(begin)

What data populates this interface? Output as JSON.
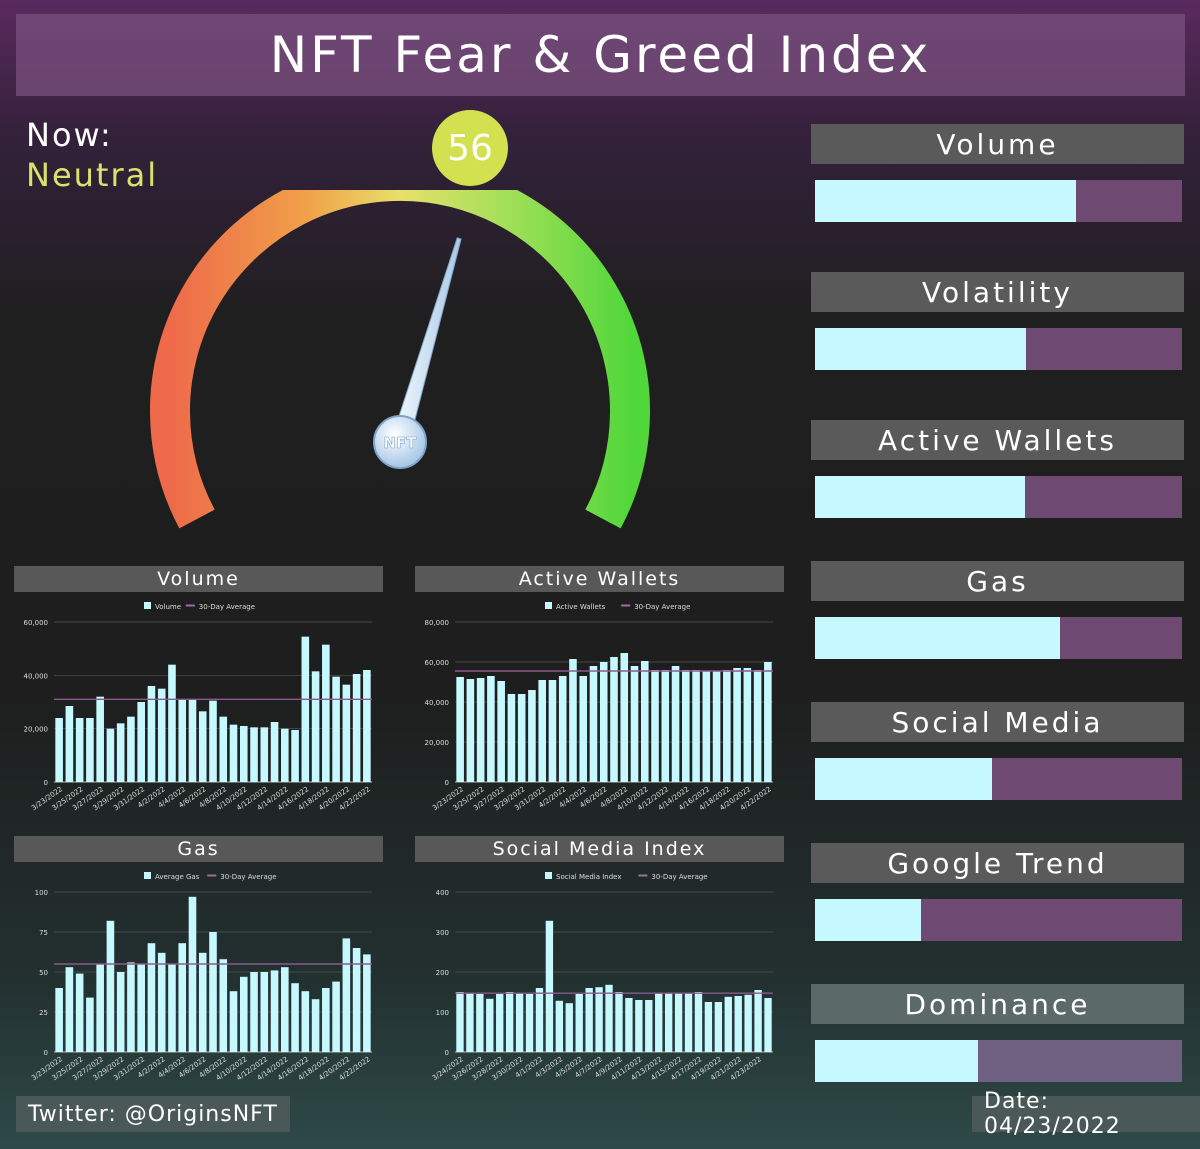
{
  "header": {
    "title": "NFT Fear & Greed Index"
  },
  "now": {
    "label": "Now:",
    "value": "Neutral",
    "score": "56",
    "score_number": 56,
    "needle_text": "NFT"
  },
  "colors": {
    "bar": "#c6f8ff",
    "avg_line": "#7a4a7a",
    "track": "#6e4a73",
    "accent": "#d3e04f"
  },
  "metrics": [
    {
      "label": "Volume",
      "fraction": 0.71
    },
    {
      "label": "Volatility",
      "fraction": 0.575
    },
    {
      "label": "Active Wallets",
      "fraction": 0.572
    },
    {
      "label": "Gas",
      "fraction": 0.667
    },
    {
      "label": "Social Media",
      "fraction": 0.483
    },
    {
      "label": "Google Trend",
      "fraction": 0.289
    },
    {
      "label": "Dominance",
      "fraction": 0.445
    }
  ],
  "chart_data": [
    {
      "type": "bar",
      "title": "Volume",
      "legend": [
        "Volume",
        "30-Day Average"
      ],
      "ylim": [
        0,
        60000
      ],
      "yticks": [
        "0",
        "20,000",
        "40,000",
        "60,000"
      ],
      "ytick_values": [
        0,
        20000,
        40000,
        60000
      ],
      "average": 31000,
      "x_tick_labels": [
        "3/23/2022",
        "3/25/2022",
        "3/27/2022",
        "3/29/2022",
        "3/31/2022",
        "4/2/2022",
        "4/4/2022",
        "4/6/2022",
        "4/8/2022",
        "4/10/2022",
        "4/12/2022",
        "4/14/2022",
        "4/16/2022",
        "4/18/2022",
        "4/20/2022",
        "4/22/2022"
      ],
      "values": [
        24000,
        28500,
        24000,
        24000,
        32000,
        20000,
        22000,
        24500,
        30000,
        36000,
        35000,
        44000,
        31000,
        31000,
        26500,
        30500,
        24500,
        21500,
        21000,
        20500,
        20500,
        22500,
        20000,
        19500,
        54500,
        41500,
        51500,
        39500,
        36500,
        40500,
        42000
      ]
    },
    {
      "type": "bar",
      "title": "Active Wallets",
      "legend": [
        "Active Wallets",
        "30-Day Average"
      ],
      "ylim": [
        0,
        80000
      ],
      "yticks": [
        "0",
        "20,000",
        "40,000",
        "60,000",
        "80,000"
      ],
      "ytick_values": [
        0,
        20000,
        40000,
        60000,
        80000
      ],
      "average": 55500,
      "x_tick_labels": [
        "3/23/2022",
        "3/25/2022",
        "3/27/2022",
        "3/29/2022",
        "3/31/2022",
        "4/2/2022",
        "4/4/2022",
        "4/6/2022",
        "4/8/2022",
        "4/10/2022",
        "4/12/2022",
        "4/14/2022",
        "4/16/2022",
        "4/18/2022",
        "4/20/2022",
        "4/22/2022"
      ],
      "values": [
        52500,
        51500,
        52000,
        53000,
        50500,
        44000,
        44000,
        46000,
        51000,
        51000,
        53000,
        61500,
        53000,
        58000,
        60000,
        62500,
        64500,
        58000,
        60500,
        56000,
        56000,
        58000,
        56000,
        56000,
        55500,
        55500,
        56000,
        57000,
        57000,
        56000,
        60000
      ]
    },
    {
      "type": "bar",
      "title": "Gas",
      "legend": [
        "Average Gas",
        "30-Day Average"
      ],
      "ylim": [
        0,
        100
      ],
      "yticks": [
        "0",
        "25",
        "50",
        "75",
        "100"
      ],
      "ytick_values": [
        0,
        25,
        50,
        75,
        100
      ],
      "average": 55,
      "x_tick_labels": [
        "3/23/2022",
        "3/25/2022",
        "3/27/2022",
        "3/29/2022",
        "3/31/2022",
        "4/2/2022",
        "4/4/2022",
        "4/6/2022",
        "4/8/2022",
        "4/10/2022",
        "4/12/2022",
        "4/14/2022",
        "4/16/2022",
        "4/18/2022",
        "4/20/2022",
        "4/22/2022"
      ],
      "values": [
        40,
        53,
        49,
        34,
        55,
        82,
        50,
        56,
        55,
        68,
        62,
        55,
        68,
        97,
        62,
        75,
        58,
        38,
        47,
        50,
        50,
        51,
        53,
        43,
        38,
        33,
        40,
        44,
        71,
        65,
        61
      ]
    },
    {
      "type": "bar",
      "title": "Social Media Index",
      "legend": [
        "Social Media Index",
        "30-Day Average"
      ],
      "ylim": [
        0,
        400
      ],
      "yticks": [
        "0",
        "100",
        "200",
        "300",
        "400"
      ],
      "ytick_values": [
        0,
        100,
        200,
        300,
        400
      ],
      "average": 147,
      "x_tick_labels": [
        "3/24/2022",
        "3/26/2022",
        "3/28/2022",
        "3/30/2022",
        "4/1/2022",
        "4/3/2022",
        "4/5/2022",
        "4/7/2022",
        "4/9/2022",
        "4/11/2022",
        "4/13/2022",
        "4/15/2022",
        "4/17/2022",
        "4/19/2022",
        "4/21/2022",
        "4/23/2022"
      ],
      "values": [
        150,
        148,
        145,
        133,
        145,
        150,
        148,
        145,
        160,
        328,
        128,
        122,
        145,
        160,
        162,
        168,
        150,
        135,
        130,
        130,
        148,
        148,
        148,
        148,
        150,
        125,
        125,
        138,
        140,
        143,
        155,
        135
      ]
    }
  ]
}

(end)

Retype the whole listing, keeping every line identical and omitting all pictures.

What data populates this interface? Output as JSON.
{
  "header": {
    "title": "NFT Fear & Greed Index"
  },
  "now": {
    "label": "Now:",
    "value": "Neutral",
    "score": "56",
    "score_number": 56,
    "needle_text": "NFT"
  },
  "colors": {
    "bar": "#c6f8ff",
    "avg_line": "#7a4a7a",
    "track": "#6e4a73",
    "accent": "#d3e04f"
  },
  "metrics": [
    {
      "label": "Volume",
      "fraction": 0.71
    },
    {
      "label": "Volatility",
      "fraction": 0.575
    },
    {
      "label": "Active Wallets",
      "fraction": 0.572
    },
    {
      "label": "Gas",
      "fraction": 0.667
    },
    {
      "label": "Social Media",
      "fraction": 0.483
    },
    {
      "label": "Google Trend",
      "fraction": 0.289
    },
    {
      "label": "Dominance",
      "fraction": 0.445
    }
  ],
  "chart_data": [
    {
      "type": "bar",
      "title": "Volume",
      "legend": [
        "Volume",
        "30-Day Average"
      ],
      "ylim": [
        0,
        60000
      ],
      "yticks": [
        "0",
        "20,000",
        "40,000",
        "60,000"
      ],
      "ytick_values": [
        0,
        20000,
        40000,
        60000
      ],
      "average": 31000,
      "x_tick_labels": [
        "3/23/2022",
        "3/25/2022",
        "3/27/2022",
        "3/29/2022",
        "3/31/2022",
        "4/2/2022",
        "4/4/2022",
        "4/6/2022",
        "4/8/2022",
        "4/10/2022",
        "4/12/2022",
        "4/14/2022",
        "4/16/2022",
        "4/18/2022",
        "4/20/2022",
        "4/22/2022"
      ],
      "values": [
        24000,
        28500,
        24000,
        24000,
        32000,
        20000,
        22000,
        24500,
        30000,
        36000,
        35000,
        44000,
        31000,
        31000,
        26500,
        30500,
        24500,
        21500,
        21000,
        20500,
        20500,
        22500,
        20000,
        19500,
        54500,
        41500,
        51500,
        39500,
        36500,
        40500,
        42000
      ]
    },
    {
      "type": "bar",
      "title": "Active Wallets",
      "legend": [
        "Active Wallets",
        "30-Day Average"
      ],
      "ylim": [
        0,
        80000
      ],
      "yticks": [
        "0",
        "20,000",
        "40,000",
        "60,000",
        "80,000"
      ],
      "ytick_values": [
        0,
        20000,
        40000,
        60000,
        80000
      ],
      "average": 55500,
      "x_tick_labels": [
        "3/23/2022",
        "3/25/2022",
        "3/27/2022",
        "3/29/2022",
        "3/31/2022",
        "4/2/2022",
        "4/4/2022",
        "4/6/2022",
        "4/8/2022",
        "4/10/2022",
        "4/12/2022",
        "4/14/2022",
        "4/16/2022",
        "4/18/2022",
        "4/20/2022",
        "4/22/2022"
      ],
      "values": [
        52500,
        51500,
        52000,
        53000,
        50500,
        44000,
        44000,
        46000,
        51000,
        51000,
        53000,
        61500,
        53000,
        58000,
        60000,
        62500,
        64500,
        58000,
        60500,
        56000,
        56000,
        58000,
        56000,
        56000,
        55500,
        55500,
        56000,
        57000,
        57000,
        56000,
        60000
      ]
    },
    {
      "type": "bar",
      "title": "Gas",
      "legend": [
        "Average Gas",
        "30-Day Average"
      ],
      "ylim": [
        0,
        100
      ],
      "yticks": [
        "0",
        "25",
        "50",
        "75",
        "100"
      ],
      "ytick_values": [
        0,
        25,
        50,
        75,
        100
      ],
      "average": 55,
      "x_tick_labels": [
        "3/23/2022",
        "3/25/2022",
        "3/27/2022",
        "3/29/2022",
        "3/31/2022",
        "4/2/2022",
        "4/4/2022",
        "4/6/2022",
        "4/8/2022",
        "4/10/2022",
        "4/12/2022",
        "4/14/2022",
        "4/16/2022",
        "4/18/2022",
        "4/20/2022",
        "4/22/2022"
      ],
      "values": [
        40,
        53,
        49,
        34,
        55,
        82,
        50,
        56,
        55,
        68,
        62,
        55,
        68,
        97,
        62,
        75,
        58,
        38,
        47,
        50,
        50,
        51,
        53,
        43,
        38,
        33,
        40,
        44,
        71,
        65,
        61
      ]
    },
    {
      "type": "bar",
      "title": "Social Media Index",
      "legend": [
        "Social Media Index",
        "30-Day Average"
      ],
      "ylim": [
        0,
        400
      ],
      "yticks": [
        "0",
        "100",
        "200",
        "300",
        "400"
      ],
      "ytick_values": [
        0,
        100,
        200,
        300,
        400
      ],
      "average": 147,
      "x_tick_labels": [
        "3/24/2022",
        "3/26/2022",
        "3/28/2022",
        "3/30/2022",
        "4/1/2022",
        "4/3/2022",
        "4/5/2022",
        "4/7/2022",
        "4/9/2022",
        "4/11/2022",
        "4/13/2022",
        "4/15/2022",
        "4/17/2022",
        "4/19/2022",
        "4/21/2022",
        "4/23/2022"
      ],
      "values": [
        150,
        148,
        145,
        133,
        145,
        150,
        148,
        145,
        160,
        328,
        128,
        122,
        145,
        160,
        162,
        168,
        150,
        135,
        130,
        130,
        148,
        148,
        148,
        148,
        150,
        125,
        125,
        138,
        140,
        143,
        155,
        135
      ]
    }
  ]
}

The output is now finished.